Instructions to follow
Return every line of the material below unchanged, character for character.

-- -- --

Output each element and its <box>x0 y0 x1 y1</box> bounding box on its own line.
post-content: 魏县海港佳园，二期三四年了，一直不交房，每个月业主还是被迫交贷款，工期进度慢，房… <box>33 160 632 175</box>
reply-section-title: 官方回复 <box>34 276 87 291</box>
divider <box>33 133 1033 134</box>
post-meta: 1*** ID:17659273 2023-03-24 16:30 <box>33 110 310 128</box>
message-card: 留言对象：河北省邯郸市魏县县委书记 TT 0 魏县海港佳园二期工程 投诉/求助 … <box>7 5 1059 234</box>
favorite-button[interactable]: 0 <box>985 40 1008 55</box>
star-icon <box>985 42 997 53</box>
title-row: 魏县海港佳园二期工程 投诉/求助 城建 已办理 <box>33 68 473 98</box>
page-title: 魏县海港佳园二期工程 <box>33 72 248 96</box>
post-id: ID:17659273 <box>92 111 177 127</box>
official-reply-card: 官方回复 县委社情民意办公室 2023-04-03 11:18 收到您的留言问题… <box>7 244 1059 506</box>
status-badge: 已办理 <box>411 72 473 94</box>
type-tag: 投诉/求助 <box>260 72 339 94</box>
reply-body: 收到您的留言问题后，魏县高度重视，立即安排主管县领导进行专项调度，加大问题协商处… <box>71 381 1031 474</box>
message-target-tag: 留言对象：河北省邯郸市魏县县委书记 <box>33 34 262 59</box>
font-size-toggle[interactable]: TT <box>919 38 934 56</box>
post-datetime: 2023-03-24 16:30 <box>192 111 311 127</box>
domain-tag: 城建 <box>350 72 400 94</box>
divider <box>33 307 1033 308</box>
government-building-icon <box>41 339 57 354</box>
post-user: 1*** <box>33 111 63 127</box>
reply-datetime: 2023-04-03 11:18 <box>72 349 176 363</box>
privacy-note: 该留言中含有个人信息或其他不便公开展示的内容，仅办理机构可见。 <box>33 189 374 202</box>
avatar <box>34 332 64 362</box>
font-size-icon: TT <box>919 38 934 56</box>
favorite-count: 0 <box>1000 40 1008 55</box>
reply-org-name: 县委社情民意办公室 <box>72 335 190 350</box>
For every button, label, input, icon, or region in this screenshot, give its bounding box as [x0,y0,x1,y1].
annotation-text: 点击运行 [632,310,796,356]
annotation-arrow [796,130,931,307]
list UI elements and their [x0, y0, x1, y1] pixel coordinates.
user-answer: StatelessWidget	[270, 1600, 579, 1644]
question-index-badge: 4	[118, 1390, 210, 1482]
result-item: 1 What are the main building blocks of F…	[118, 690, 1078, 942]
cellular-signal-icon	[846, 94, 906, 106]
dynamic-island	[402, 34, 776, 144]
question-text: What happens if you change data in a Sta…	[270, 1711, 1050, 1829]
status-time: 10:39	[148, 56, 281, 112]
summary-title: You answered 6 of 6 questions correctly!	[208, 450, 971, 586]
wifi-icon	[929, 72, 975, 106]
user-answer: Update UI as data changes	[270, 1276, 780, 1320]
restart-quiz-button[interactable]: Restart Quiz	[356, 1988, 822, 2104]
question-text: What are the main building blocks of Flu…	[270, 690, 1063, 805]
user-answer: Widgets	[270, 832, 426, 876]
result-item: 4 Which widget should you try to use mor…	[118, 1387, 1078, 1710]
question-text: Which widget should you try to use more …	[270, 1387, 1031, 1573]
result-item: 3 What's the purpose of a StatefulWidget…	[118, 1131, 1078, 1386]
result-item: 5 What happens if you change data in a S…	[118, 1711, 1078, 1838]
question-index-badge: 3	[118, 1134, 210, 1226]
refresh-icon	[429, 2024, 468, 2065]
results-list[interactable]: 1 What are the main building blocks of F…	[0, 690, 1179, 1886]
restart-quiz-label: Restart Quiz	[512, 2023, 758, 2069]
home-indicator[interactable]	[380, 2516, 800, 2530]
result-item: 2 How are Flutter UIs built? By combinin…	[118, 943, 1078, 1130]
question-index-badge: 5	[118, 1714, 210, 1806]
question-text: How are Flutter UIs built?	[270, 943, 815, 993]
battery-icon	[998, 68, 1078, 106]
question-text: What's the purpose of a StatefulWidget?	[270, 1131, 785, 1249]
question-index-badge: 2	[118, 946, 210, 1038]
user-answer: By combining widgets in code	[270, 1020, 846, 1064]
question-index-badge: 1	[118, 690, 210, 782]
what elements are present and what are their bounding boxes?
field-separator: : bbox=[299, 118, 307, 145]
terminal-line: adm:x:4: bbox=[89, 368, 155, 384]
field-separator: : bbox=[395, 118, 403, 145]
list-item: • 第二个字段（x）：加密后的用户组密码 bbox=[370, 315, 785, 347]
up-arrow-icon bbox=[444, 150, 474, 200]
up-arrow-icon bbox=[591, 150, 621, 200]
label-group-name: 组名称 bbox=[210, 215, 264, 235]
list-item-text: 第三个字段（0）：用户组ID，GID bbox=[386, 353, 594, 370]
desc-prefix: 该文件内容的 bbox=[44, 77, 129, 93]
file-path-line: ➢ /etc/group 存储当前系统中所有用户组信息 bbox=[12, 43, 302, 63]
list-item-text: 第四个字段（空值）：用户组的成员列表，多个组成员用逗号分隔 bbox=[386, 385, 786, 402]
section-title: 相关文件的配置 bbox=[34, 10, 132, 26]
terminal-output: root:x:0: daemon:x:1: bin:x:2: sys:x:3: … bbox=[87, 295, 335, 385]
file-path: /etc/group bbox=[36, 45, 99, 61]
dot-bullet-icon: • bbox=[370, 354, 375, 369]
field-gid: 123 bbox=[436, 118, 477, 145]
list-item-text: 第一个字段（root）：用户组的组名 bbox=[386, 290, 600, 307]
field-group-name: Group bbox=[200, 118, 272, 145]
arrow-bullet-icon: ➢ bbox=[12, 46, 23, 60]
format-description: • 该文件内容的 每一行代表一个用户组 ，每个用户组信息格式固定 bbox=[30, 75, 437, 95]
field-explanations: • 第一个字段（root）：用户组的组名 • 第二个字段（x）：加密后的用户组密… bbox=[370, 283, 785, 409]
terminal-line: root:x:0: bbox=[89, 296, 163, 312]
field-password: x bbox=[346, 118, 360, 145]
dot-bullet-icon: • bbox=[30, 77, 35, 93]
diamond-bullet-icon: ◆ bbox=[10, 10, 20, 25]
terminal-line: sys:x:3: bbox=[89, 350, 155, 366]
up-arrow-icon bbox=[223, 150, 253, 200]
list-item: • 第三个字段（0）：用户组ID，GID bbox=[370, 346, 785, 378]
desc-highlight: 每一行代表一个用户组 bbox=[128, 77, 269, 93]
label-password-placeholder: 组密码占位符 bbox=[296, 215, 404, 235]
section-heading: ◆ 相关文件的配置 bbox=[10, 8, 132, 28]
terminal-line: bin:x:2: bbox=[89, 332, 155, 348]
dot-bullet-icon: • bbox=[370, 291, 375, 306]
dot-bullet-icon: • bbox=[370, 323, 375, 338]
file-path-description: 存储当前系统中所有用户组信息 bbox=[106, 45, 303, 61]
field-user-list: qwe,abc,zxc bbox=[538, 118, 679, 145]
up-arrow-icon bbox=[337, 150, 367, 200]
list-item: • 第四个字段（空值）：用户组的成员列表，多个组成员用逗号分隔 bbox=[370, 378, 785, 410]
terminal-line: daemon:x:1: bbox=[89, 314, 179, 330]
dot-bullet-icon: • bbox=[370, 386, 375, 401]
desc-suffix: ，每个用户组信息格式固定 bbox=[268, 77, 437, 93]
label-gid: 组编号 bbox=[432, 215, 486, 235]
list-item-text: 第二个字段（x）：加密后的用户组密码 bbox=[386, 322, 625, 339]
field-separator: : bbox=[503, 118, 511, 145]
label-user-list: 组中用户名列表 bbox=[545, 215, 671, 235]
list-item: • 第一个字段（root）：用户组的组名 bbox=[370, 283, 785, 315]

-- -- --

Answer to the exercise
Output each element and its <box>x0 y0 x1 y1</box> bounding box on its own line.
post-content: 魏县海港佳园，二期三四年了，一直不交房，每个月业主还是被迫交贷款，工期进度慢，房… <box>33 160 632 175</box>
reply-section-title: 官方回复 <box>34 276 87 291</box>
divider <box>33 133 1033 134</box>
post-meta: 1*** ID:17659273 2023-03-24 16:30 <box>33 110 310 128</box>
message-card: 留言对象：河北省邯郸市魏县县委书记 TT 0 魏县海港佳园二期工程 投诉/求助 … <box>7 5 1059 234</box>
favorite-button[interactable]: 0 <box>985 40 1008 55</box>
star-icon <box>985 42 997 53</box>
title-row: 魏县海港佳园二期工程 投诉/求助 城建 已办理 <box>33 68 473 98</box>
page-title: 魏县海港佳园二期工程 <box>33 72 248 96</box>
post-id: ID:17659273 <box>92 111 177 127</box>
official-reply-card: 官方回复 县委社情民意办公室 2023-04-03 11:18 收到您的留言问题… <box>7 244 1059 506</box>
status-badge: 已办理 <box>411 72 473 94</box>
type-tag: 投诉/求助 <box>260 72 339 94</box>
reply-body: 收到您的留言问题后，魏县高度重视，立即安排主管县领导进行专项调度，加大问题协商处… <box>71 381 1031 474</box>
message-target-tag: 留言对象：河北省邯郸市魏县县委书记 <box>33 34 262 59</box>
font-size-toggle[interactable]: TT <box>919 38 934 56</box>
post-datetime: 2023-03-24 16:30 <box>192 111 311 127</box>
domain-tag: 城建 <box>350 72 400 94</box>
divider <box>33 307 1033 308</box>
government-building-icon <box>41 339 57 354</box>
post-user: 1*** <box>33 111 63 127</box>
reply-datetime: 2023-04-03 11:18 <box>72 349 176 363</box>
privacy-note: 该留言中含有个人信息或其他不便公开展示的内容，仅办理机构可见。 <box>33 189 374 202</box>
avatar <box>34 332 64 362</box>
font-size-icon: TT <box>919 38 934 56</box>
favorite-count: 0 <box>1000 40 1008 55</box>
reply-org-name: 县委社情民意办公室 <box>72 335 190 350</box>
For every button, label, input, icon, or region in this screenshot, give its bounding box as [x0,y0,x1,y1].
annotation-text: 点击运行 [632,310,796,356]
annotation-arrow [796,130,931,307]
list UI elements and their [x0, y0, x1, y1] pixel coordinates.
user-answer: StatelessWidget	[270, 1600, 579, 1644]
question-index-badge: 4	[118, 1390, 210, 1482]
result-item: 1 What are the main building blocks of F…	[118, 690, 1078, 942]
cellular-signal-icon	[846, 94, 906, 106]
dynamic-island	[402, 34, 776, 144]
question-text: What happens if you change data in a Sta…	[270, 1711, 1050, 1829]
status-time: 10:39	[148, 56, 281, 112]
summary-title: You answered 6 of 6 questions correctly!	[208, 450, 971, 586]
wifi-icon	[929, 72, 975, 106]
user-answer: Update UI as data changes	[270, 1276, 780, 1320]
restart-quiz-button[interactable]: Restart Quiz	[356, 1988, 822, 2104]
question-text: What are the main building blocks of Flu…	[270, 690, 1063, 805]
user-answer: Widgets	[270, 832, 426, 876]
result-item: 4 Which widget should you try to use mor…	[118, 1387, 1078, 1710]
question-text: Which widget should you try to use more …	[270, 1387, 1031, 1573]
result-item: 3 What's the purpose of a StatefulWidget…	[118, 1131, 1078, 1386]
result-item: 5 What happens if you change data in a S…	[118, 1711, 1078, 1838]
question-index-badge: 3	[118, 1134, 210, 1226]
refresh-icon	[429, 2024, 468, 2065]
results-list[interactable]: 1 What are the main building blocks of F…	[0, 690, 1179, 1886]
restart-quiz-label: Restart Quiz	[512, 2023, 758, 2069]
home-indicator[interactable]	[380, 2516, 800, 2530]
result-item: 2 How are Flutter UIs built? By combinin…	[118, 943, 1078, 1130]
question-index-badge: 5	[118, 1714, 210, 1806]
question-text: How are Flutter UIs built?	[270, 943, 815, 993]
battery-icon	[998, 68, 1078, 106]
question-text: What's the purpose of a StatefulWidget?	[270, 1131, 785, 1249]
question-index-badge: 2	[118, 946, 210, 1038]
user-answer: By combining widgets in code	[270, 1020, 846, 1064]
question-index-badge: 1	[118, 690, 210, 782]
what elements are present and what are their bounding boxes?
field-separator: : bbox=[299, 118, 307, 145]
terminal-line: adm:x:4: bbox=[89, 368, 155, 384]
field-separator: : bbox=[395, 118, 403, 145]
list-item: • 第二个字段（x）：加密后的用户组密码 bbox=[370, 315, 785, 347]
up-arrow-icon bbox=[444, 150, 474, 200]
up-arrow-icon bbox=[591, 150, 621, 200]
label-group-name: 组名称 bbox=[210, 215, 264, 235]
list-item-text: 第三个字段（0）：用户组ID，GID bbox=[386, 353, 594, 370]
desc-prefix: 该文件内容的 bbox=[44, 77, 129, 93]
file-path-line: ➢ /etc/group 存储当前系统中所有用户组信息 bbox=[12, 43, 302, 63]
list-item-text: 第四个字段（空值）：用户组的成员列表，多个组成员用逗号分隔 bbox=[386, 385, 786, 402]
section-title: 相关文件的配置 bbox=[34, 10, 132, 26]
terminal-output: root:x:0: daemon:x:1: bin:x:2: sys:x:3: … bbox=[87, 295, 335, 385]
file-path: /etc/group bbox=[36, 45, 99, 61]
dot-bullet-icon: • bbox=[370, 354, 375, 369]
field-gid: 123 bbox=[436, 118, 477, 145]
list-item-text: 第一个字段（root）：用户组的组名 bbox=[386, 290, 600, 307]
field-group-name: Group bbox=[200, 118, 272, 145]
arrow-bullet-icon: ➢ bbox=[12, 46, 23, 60]
format-description: • 该文件内容的 每一行代表一个用户组 ，每个用户组信息格式固定 bbox=[30, 75, 437, 95]
field-explanations: • 第一个字段（root）：用户组的组名 • 第二个字段（x）：加密后的用户组密… bbox=[370, 283, 785, 409]
terminal-line: root:x:0: bbox=[89, 296, 163, 312]
field-password: x bbox=[346, 118, 360, 145]
dot-bullet-icon: • bbox=[30, 77, 35, 93]
diamond-bullet-icon: ◆ bbox=[10, 10, 20, 25]
terminal-line: sys:x:3: bbox=[89, 350, 155, 366]
up-arrow-icon bbox=[223, 150, 253, 200]
list-item: • 第三个字段（0）：用户组ID，GID bbox=[370, 346, 785, 378]
desc-highlight: 每一行代表一个用户组 bbox=[128, 77, 269, 93]
label-password-placeholder: 组密码占位符 bbox=[296, 215, 404, 235]
section-heading: ◆ 相关文件的配置 bbox=[10, 8, 132, 28]
terminal-line: bin:x:2: bbox=[89, 332, 155, 348]
dot-bullet-icon: • bbox=[370, 291, 375, 306]
dot-bullet-icon: • bbox=[370, 323, 375, 338]
file-path-description: 存储当前系统中所有用户组信息 bbox=[106, 45, 303, 61]
field-user-list: qwe,abc,zxc bbox=[538, 118, 679, 145]
up-arrow-icon bbox=[337, 150, 367, 200]
list-item: • 第四个字段（空值）：用户组的成员列表，多个组成员用逗号分隔 bbox=[370, 378, 785, 410]
terminal-line: daemon:x:1: bbox=[89, 314, 179, 330]
dot-bullet-icon: • bbox=[370, 386, 375, 401]
desc-suffix: ，每个用户组信息格式固定 bbox=[268, 77, 437, 93]
label-gid: 组编号 bbox=[432, 215, 486, 235]
list-item-text: 第二个字段（x）：加密后的用户组密码 bbox=[386, 322, 625, 339]
field-separator: : bbox=[503, 118, 511, 145]
label-user-list: 组中用户名列表 bbox=[545, 215, 671, 235]
list-item: • 第一个字段（root）：用户组的组名 bbox=[370, 283, 785, 315]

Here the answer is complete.